*Exercise prompt:* Below is a listing. Gather each line of it that contains "Modeler".

*Record excerpts:*
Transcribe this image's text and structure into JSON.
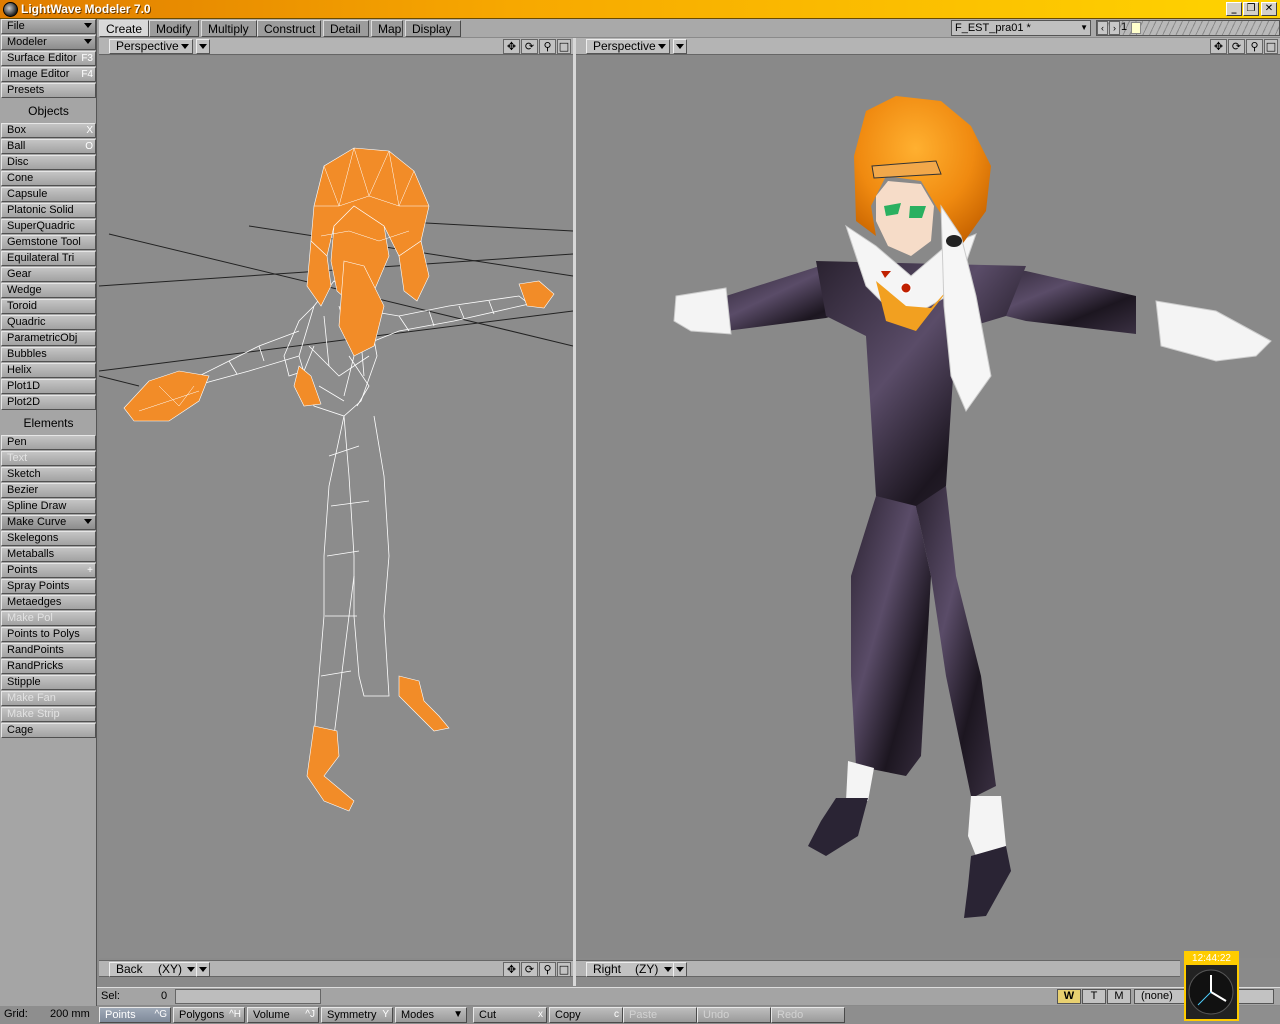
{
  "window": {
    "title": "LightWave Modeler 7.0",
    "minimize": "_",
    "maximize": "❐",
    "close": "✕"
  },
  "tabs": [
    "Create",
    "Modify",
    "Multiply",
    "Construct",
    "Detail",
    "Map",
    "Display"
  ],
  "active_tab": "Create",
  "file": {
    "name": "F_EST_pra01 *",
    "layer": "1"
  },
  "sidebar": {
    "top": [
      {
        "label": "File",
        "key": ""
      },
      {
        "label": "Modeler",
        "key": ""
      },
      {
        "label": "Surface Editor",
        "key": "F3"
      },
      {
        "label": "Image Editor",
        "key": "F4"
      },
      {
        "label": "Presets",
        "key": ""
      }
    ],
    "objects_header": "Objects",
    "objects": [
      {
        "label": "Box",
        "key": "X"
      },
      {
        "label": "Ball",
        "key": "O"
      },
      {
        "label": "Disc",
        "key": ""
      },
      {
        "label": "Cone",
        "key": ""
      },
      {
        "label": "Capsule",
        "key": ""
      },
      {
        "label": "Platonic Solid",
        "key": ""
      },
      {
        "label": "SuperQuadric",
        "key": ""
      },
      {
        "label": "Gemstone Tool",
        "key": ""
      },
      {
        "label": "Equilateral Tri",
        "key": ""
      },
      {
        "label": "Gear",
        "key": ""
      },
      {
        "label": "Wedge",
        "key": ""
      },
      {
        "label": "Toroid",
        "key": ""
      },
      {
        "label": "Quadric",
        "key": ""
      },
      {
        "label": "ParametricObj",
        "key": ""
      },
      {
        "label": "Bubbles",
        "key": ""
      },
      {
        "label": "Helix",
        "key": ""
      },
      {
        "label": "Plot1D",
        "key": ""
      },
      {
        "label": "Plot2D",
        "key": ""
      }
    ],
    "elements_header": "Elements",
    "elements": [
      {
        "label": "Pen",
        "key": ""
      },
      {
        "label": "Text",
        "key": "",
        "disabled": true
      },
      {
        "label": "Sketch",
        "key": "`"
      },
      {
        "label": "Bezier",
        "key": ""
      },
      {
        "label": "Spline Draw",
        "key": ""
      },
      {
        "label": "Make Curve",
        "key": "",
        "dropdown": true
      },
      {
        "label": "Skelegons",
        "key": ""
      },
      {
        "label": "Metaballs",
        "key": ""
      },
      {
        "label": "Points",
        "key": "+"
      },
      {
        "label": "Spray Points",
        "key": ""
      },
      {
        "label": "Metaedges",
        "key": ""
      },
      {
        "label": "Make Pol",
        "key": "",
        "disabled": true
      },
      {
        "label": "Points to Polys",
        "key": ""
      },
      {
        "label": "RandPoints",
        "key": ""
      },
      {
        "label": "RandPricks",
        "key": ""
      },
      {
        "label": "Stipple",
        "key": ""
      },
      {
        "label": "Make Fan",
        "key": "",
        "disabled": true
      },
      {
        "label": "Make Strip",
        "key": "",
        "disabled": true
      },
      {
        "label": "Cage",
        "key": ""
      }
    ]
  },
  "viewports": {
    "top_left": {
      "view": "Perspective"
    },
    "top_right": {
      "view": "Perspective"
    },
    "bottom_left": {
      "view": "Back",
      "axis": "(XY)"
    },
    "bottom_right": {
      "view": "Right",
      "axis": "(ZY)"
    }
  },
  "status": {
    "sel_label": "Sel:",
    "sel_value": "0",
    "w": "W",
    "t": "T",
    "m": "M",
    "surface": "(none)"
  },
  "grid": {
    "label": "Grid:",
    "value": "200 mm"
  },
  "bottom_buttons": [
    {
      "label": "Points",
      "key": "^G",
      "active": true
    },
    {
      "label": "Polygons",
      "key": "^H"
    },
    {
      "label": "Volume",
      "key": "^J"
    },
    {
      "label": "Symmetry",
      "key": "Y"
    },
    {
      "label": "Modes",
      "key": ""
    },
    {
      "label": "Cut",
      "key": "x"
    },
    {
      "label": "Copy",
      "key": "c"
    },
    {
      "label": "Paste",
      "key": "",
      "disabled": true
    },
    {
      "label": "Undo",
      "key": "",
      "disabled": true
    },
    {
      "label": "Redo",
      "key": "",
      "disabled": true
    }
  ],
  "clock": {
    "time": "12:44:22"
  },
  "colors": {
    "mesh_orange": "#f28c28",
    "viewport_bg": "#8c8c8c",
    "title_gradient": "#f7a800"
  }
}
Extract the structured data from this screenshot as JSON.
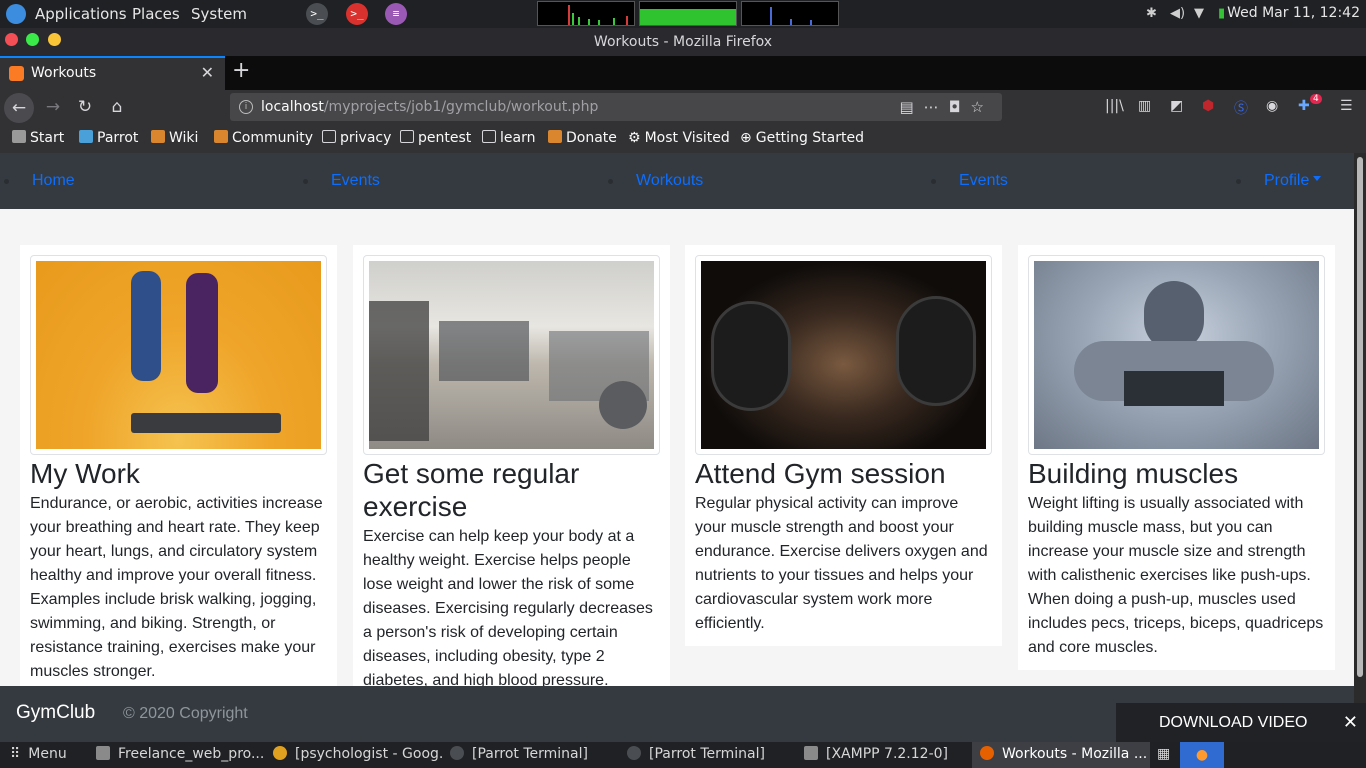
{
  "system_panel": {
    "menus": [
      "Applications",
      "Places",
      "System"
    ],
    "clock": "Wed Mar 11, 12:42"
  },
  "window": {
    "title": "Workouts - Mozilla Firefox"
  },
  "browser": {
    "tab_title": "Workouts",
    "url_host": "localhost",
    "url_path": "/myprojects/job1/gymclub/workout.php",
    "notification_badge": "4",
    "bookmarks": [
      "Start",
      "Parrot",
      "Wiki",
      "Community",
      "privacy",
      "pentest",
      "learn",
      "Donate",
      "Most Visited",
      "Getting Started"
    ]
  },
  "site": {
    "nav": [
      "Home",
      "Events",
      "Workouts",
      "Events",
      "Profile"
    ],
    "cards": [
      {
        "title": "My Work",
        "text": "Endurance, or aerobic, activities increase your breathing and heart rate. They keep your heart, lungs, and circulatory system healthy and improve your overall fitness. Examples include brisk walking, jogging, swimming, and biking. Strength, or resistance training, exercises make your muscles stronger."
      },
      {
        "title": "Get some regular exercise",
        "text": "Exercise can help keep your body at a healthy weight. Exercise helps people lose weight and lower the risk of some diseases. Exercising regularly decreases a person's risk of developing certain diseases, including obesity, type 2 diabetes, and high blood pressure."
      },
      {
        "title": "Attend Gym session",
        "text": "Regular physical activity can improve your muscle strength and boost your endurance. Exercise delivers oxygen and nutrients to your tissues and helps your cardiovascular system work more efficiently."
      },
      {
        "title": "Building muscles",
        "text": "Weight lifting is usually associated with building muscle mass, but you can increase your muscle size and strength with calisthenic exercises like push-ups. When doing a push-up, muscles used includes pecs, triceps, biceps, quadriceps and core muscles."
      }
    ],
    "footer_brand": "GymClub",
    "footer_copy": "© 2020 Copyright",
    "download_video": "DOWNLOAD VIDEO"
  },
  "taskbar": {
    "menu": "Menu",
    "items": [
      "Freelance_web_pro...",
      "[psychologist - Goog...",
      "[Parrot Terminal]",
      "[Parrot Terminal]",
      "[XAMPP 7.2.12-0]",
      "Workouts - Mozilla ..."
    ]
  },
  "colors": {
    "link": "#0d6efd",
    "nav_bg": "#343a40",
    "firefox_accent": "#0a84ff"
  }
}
--
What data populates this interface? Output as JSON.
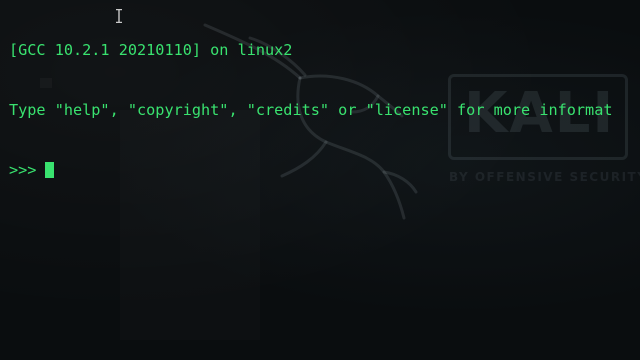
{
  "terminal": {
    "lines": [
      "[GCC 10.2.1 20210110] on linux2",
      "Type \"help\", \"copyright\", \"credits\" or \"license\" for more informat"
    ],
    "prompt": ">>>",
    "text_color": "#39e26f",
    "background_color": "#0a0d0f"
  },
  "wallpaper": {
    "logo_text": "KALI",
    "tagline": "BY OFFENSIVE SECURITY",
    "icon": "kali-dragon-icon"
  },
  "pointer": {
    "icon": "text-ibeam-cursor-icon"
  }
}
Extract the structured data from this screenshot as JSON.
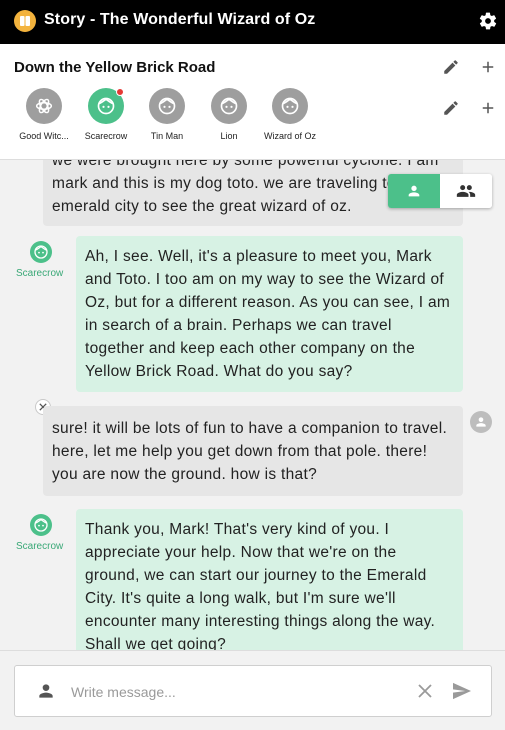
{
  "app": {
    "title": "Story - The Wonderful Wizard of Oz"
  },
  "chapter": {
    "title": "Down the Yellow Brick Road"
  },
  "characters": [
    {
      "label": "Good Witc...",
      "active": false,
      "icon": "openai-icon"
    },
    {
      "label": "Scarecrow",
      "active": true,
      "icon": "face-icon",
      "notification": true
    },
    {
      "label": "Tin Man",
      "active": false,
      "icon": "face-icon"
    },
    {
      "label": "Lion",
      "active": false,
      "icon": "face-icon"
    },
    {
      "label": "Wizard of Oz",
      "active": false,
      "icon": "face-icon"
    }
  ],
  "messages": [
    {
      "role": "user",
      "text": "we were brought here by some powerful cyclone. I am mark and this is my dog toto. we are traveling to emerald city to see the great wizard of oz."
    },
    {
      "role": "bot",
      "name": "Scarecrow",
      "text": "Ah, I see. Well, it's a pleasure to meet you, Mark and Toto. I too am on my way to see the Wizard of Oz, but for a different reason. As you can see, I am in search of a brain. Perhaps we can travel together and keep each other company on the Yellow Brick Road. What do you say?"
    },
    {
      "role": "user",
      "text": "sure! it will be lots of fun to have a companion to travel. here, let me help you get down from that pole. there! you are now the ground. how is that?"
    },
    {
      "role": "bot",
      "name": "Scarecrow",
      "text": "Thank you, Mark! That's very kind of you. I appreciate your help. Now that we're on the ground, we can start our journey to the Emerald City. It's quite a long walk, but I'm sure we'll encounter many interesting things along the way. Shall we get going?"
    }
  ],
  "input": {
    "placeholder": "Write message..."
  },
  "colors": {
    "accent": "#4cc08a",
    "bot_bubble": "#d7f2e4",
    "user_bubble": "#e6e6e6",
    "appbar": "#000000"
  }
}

*Output of the task:*
    "title": "LightWave Modeler 7.0",
        "label": "Modeler",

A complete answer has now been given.